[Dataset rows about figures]
#####

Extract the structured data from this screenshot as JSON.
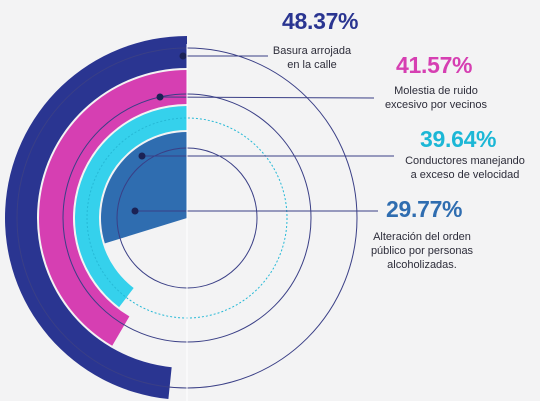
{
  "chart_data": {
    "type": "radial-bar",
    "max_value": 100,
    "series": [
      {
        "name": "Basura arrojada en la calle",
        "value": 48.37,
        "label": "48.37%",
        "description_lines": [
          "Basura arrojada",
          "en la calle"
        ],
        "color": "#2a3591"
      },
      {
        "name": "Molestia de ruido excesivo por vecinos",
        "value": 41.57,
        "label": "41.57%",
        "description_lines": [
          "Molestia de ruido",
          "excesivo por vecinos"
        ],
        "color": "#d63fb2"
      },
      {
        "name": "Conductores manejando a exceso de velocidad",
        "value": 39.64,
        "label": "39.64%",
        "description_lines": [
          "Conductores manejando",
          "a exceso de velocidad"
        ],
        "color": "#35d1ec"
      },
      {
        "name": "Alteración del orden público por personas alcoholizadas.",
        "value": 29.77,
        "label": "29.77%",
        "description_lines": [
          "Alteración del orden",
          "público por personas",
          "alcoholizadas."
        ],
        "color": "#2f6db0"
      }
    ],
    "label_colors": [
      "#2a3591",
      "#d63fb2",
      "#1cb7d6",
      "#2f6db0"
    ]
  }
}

#####

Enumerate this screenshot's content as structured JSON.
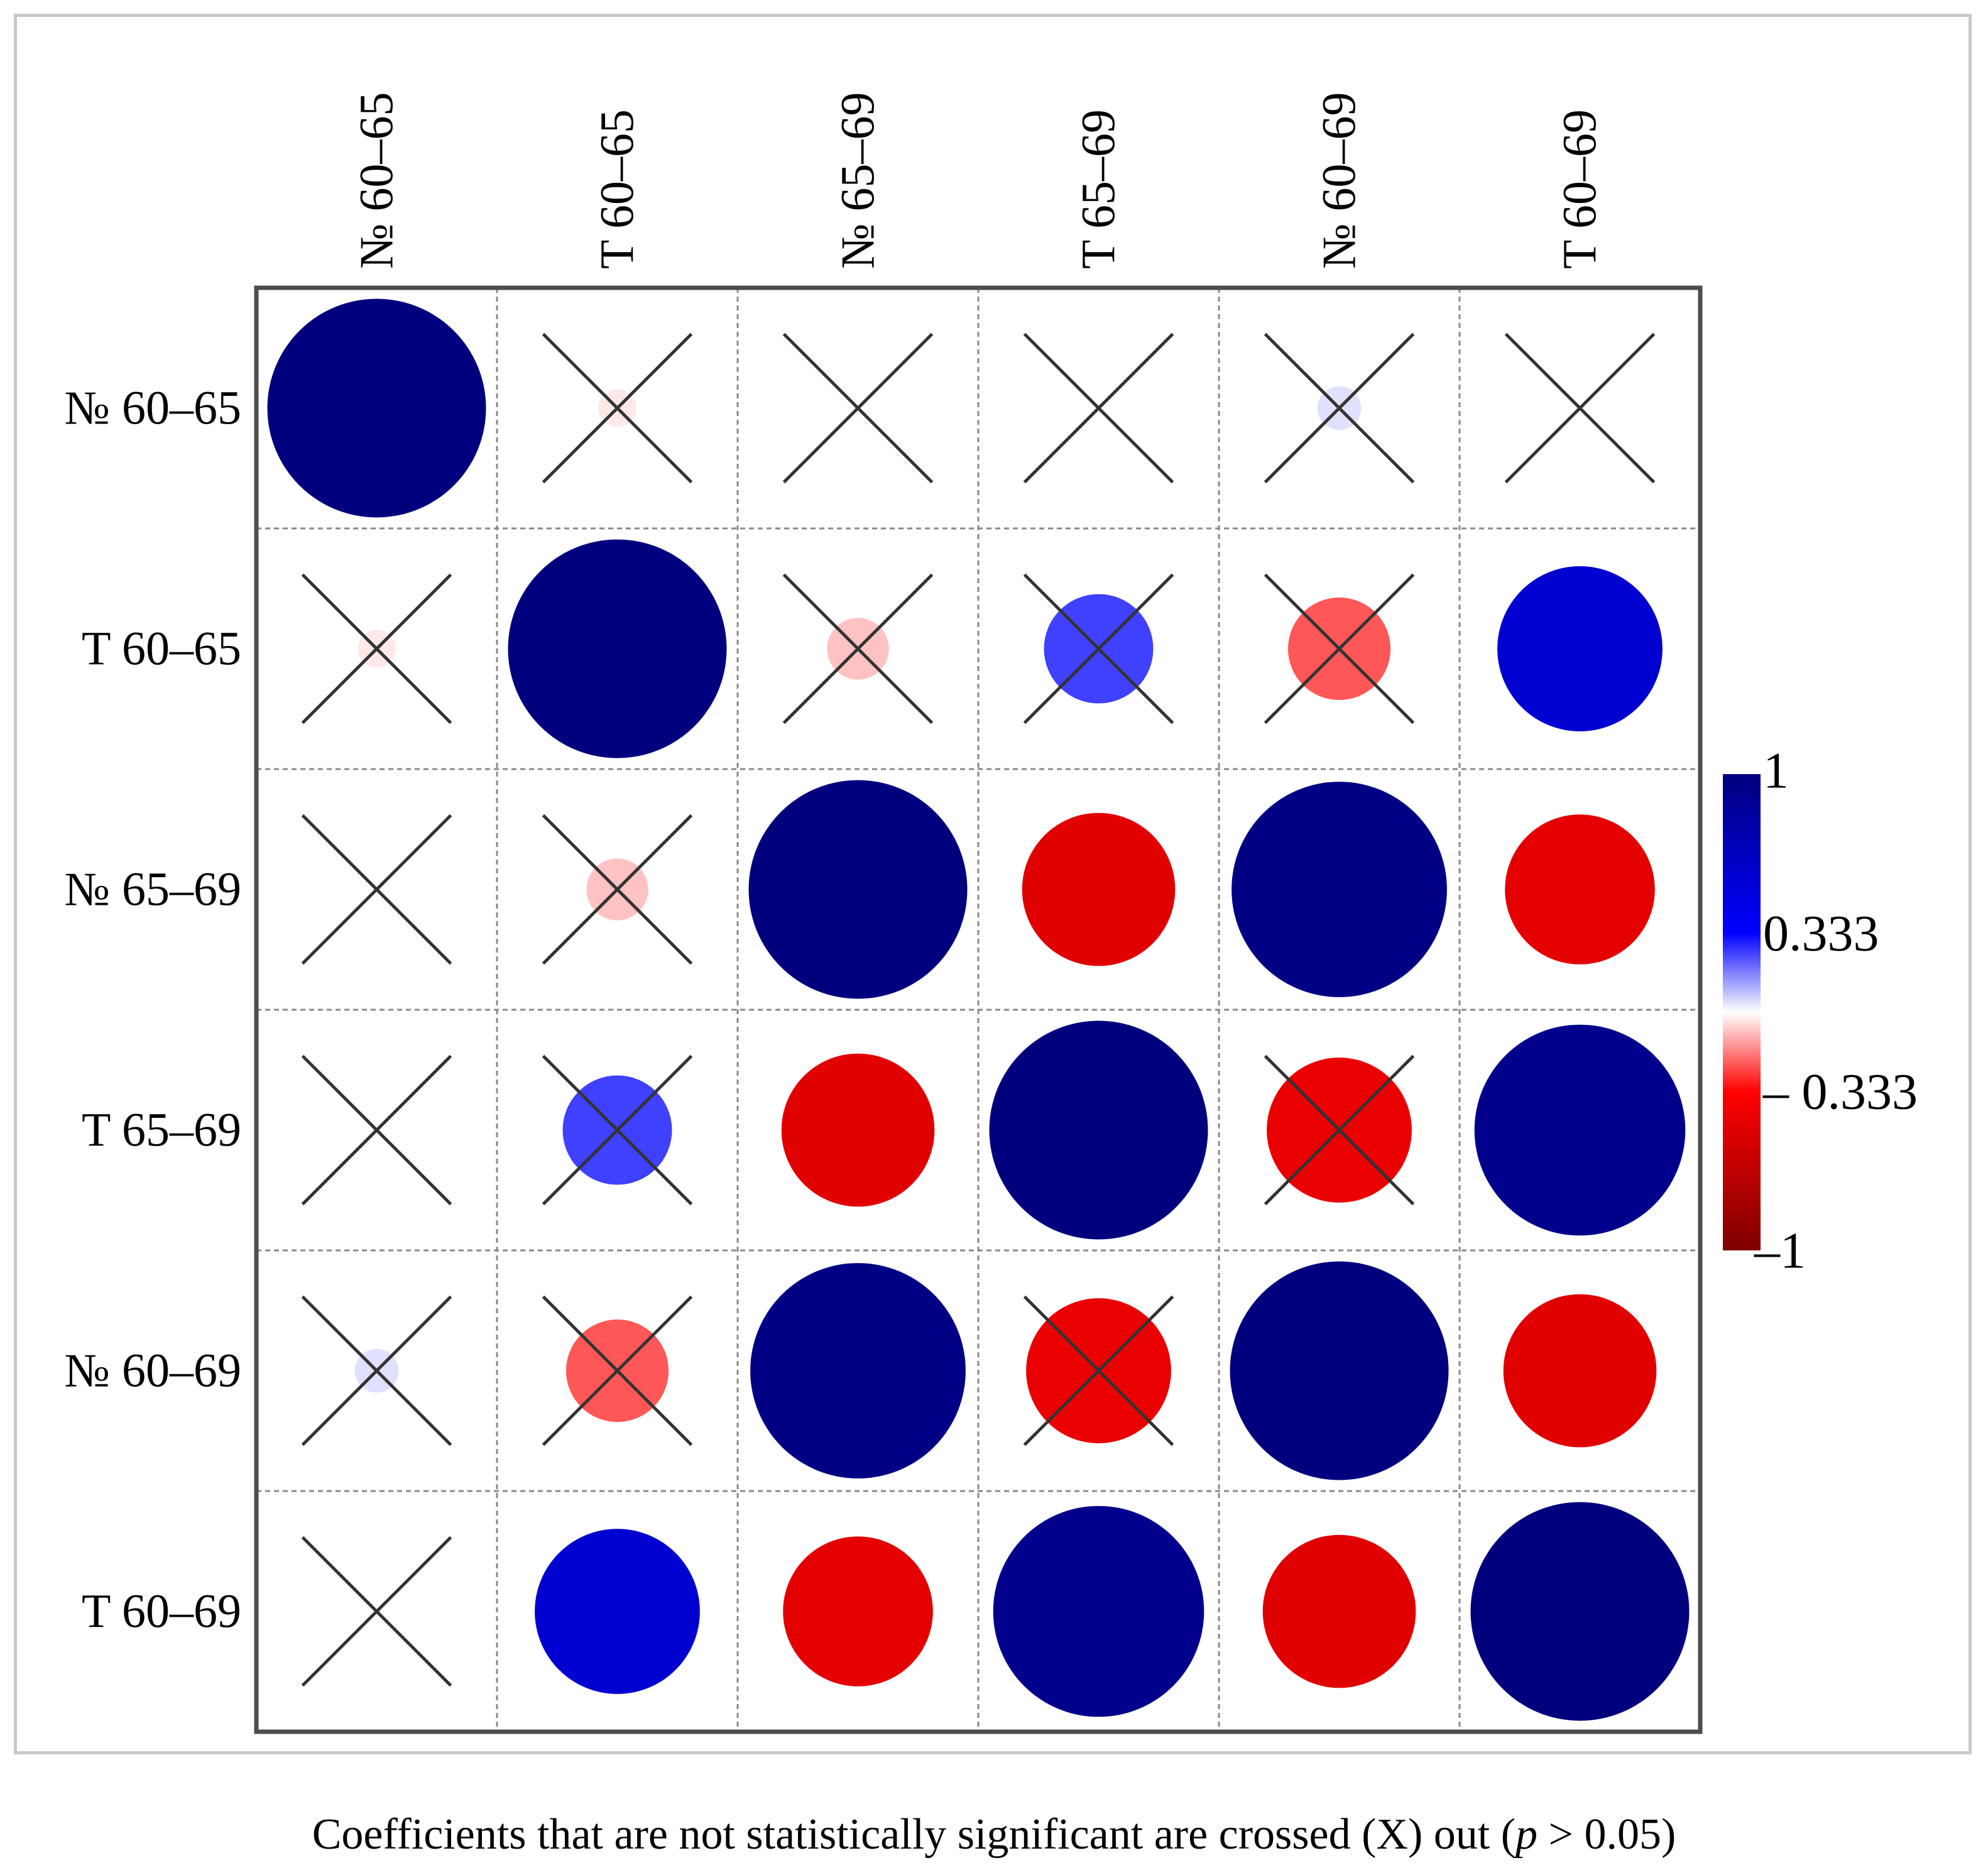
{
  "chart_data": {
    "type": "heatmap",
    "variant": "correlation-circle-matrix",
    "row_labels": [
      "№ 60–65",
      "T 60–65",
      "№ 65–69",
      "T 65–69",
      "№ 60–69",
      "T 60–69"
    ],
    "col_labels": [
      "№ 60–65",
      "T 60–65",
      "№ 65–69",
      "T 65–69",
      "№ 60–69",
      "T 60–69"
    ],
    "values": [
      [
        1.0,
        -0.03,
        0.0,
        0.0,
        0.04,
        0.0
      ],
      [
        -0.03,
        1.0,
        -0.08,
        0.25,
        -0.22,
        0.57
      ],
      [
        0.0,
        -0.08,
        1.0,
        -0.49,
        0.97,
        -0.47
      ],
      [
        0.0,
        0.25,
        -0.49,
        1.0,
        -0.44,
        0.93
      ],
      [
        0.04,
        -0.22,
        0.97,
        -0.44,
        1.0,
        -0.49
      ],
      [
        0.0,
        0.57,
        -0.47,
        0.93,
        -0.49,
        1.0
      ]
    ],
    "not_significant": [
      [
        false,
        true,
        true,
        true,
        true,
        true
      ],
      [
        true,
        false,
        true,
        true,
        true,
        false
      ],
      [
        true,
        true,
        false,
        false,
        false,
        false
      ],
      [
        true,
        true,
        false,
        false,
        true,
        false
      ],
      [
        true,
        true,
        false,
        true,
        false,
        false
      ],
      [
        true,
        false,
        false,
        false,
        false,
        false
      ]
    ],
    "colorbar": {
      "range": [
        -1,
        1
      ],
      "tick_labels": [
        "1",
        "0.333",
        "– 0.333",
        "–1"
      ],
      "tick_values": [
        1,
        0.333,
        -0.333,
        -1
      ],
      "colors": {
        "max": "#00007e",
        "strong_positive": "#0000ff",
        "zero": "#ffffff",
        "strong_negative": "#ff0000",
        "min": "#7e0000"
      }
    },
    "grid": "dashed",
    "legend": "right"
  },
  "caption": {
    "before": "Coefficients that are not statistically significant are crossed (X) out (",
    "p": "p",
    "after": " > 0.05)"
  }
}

#####

__What is needed__. Tally the lines of the material above that contain the word "vecinos" and report the total alone.

__Worked answer__. 2